*Record list:*
⟨

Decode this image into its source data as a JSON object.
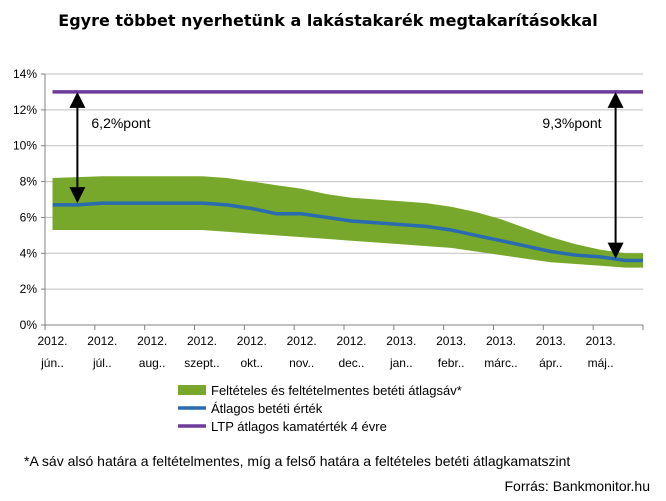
{
  "chart_data": {
    "type": "line",
    "title": "Egyre többet nyerhetünk a lakástakarék megtakarításokkal",
    "y_ticks": [
      "0%",
      "2%",
      "4%",
      "6%",
      "8%",
      "10%",
      "12%",
      "14%"
    ],
    "ylim": [
      0,
      14
    ],
    "y_unit": "%",
    "x_ticks": [
      {
        "year": "2012.",
        "month": "jún.."
      },
      {
        "year": "2012.",
        "month": "júl.."
      },
      {
        "year": "2012.",
        "month": "aug.."
      },
      {
        "year": "2012.",
        "month": "szept.."
      },
      {
        "year": "2012.",
        "month": "okt.."
      },
      {
        "year": "2012.",
        "month": "nov.."
      },
      {
        "year": "2012.",
        "month": "dec.."
      },
      {
        "year": "2013.",
        "month": "jan.."
      },
      {
        "year": "2013.",
        "month": "febr.."
      },
      {
        "year": "2013.",
        "month": "márc.."
      },
      {
        "year": "2013.",
        "month": "ápr.."
      },
      {
        "year": "2013.",
        "month": "máj.."
      }
    ],
    "grid": "horizontal",
    "legend_position": "bottom",
    "band": {
      "name": "Feltételes és feltételmentes betéti átlagsáv*",
      "color": "#77a82c",
      "x": [
        0,
        1,
        2,
        3,
        3.5,
        4,
        4.5,
        5,
        5.5,
        6,
        6.5,
        7,
        7.5,
        8,
        8.5,
        9,
        9.5,
        10,
        10.5,
        11,
        11.5,
        11.85
      ],
      "lower": [
        5.3,
        5.3,
        5.3,
        5.3,
        5.2,
        5.1,
        5.0,
        4.9,
        4.8,
        4.7,
        4.6,
        4.5,
        4.4,
        4.3,
        4.1,
        3.9,
        3.7,
        3.5,
        3.4,
        3.3,
        3.2,
        3.2
      ],
      "upper": [
        8.2,
        8.3,
        8.3,
        8.3,
        8.2,
        8.0,
        7.8,
        7.6,
        7.3,
        7.1,
        7.0,
        6.9,
        6.8,
        6.6,
        6.3,
        5.9,
        5.4,
        4.9,
        4.5,
        4.2,
        4.0,
        4.0
      ]
    },
    "series": [
      {
        "name": "Átlagos betéti érték",
        "color": "#2a6bb0",
        "x": [
          0,
          0.5,
          1,
          1.5,
          2,
          2.5,
          3,
          3.5,
          4,
          4.5,
          5,
          5.5,
          6,
          6.5,
          7,
          7.5,
          8,
          8.5,
          9,
          9.5,
          10,
          10.5,
          11,
          11.5,
          11.85
        ],
        "values": [
          6.7,
          6.7,
          6.8,
          6.8,
          6.8,
          6.8,
          6.8,
          6.7,
          6.5,
          6.2,
          6.2,
          6.0,
          5.8,
          5.7,
          5.6,
          5.5,
          5.3,
          5.0,
          4.7,
          4.4,
          4.1,
          3.9,
          3.8,
          3.6,
          3.6
        ]
      },
      {
        "name": "LTP átlagos kamatérték 4 évre",
        "color": "#6e3b9a",
        "x": [
          0,
          11.85
        ],
        "values": [
          13.0,
          13.0
        ]
      }
    ],
    "annotations": [
      {
        "text": "6,2%pont",
        "x": 0.5,
        "from": 6.8,
        "to": 13.0
      },
      {
        "text": "9,3%pont",
        "x": 11.3,
        "from": 3.7,
        "to": 13.0
      }
    ]
  },
  "footnote": "*A sáv alsó határa a feltételmentes, míg a felső határa a feltételes betéti átlagkamatszint",
  "source": "Forrás: Bankmonitor.hu"
}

⟩

*Work to do:*
Pictures in the records above are not copied; print everything else exactly.

*Task result:*
Decode this image into its source data as a JSON object.
{
  "chart_data": {
    "type": "line",
    "title": "Egyre többet nyerhetünk a lakástakarék megtakarításokkal",
    "y_ticks": [
      "0%",
      "2%",
      "4%",
      "6%",
      "8%",
      "10%",
      "12%",
      "14%"
    ],
    "ylim": [
      0,
      14
    ],
    "y_unit": "%",
    "x_ticks": [
      {
        "year": "2012.",
        "month": "jún.."
      },
      {
        "year": "2012.",
        "month": "júl.."
      },
      {
        "year": "2012.",
        "month": "aug.."
      },
      {
        "year": "2012.",
        "month": "szept.."
      },
      {
        "year": "2012.",
        "month": "okt.."
      },
      {
        "year": "2012.",
        "month": "nov.."
      },
      {
        "year": "2012.",
        "month": "dec.."
      },
      {
        "year": "2013.",
        "month": "jan.."
      },
      {
        "year": "2013.",
        "month": "febr.."
      },
      {
        "year": "2013.",
        "month": "márc.."
      },
      {
        "year": "2013.",
        "month": "ápr.."
      },
      {
        "year": "2013.",
        "month": "máj.."
      }
    ],
    "grid": "horizontal",
    "legend_position": "bottom",
    "band": {
      "name": "Feltételes és feltételmentes betéti átlagsáv*",
      "color": "#77a82c",
      "x": [
        0,
        1,
        2,
        3,
        3.5,
        4,
        4.5,
        5,
        5.5,
        6,
        6.5,
        7,
        7.5,
        8,
        8.5,
        9,
        9.5,
        10,
        10.5,
        11,
        11.5,
        11.85
      ],
      "lower": [
        5.3,
        5.3,
        5.3,
        5.3,
        5.2,
        5.1,
        5.0,
        4.9,
        4.8,
        4.7,
        4.6,
        4.5,
        4.4,
        4.3,
        4.1,
        3.9,
        3.7,
        3.5,
        3.4,
        3.3,
        3.2,
        3.2
      ],
      "upper": [
        8.2,
        8.3,
        8.3,
        8.3,
        8.2,
        8.0,
        7.8,
        7.6,
        7.3,
        7.1,
        7.0,
        6.9,
        6.8,
        6.6,
        6.3,
        5.9,
        5.4,
        4.9,
        4.5,
        4.2,
        4.0,
        4.0
      ]
    },
    "series": [
      {
        "name": "Átlagos betéti érték",
        "color": "#2a6bb0",
        "x": [
          0,
          0.5,
          1,
          1.5,
          2,
          2.5,
          3,
          3.5,
          4,
          4.5,
          5,
          5.5,
          6,
          6.5,
          7,
          7.5,
          8,
          8.5,
          9,
          9.5,
          10,
          10.5,
          11,
          11.5,
          11.85
        ],
        "values": [
          6.7,
          6.7,
          6.8,
          6.8,
          6.8,
          6.8,
          6.8,
          6.7,
          6.5,
          6.2,
          6.2,
          6.0,
          5.8,
          5.7,
          5.6,
          5.5,
          5.3,
          5.0,
          4.7,
          4.4,
          4.1,
          3.9,
          3.8,
          3.6,
          3.6
        ]
      },
      {
        "name": "LTP átlagos kamatérték 4 évre",
        "color": "#6e3b9a",
        "x": [
          0,
          11.85
        ],
        "values": [
          13.0,
          13.0
        ]
      }
    ],
    "annotations": [
      {
        "text": "6,2%pont",
        "x": 0.5,
        "from": 6.8,
        "to": 13.0
      },
      {
        "text": "9,3%pont",
        "x": 11.3,
        "from": 3.7,
        "to": 13.0
      }
    ]
  },
  "footnote": "*A sáv alsó határa a feltételmentes, míg a felső határa a feltételes betéti átlagkamatszint",
  "source": "Forrás: Bankmonitor.hu"
}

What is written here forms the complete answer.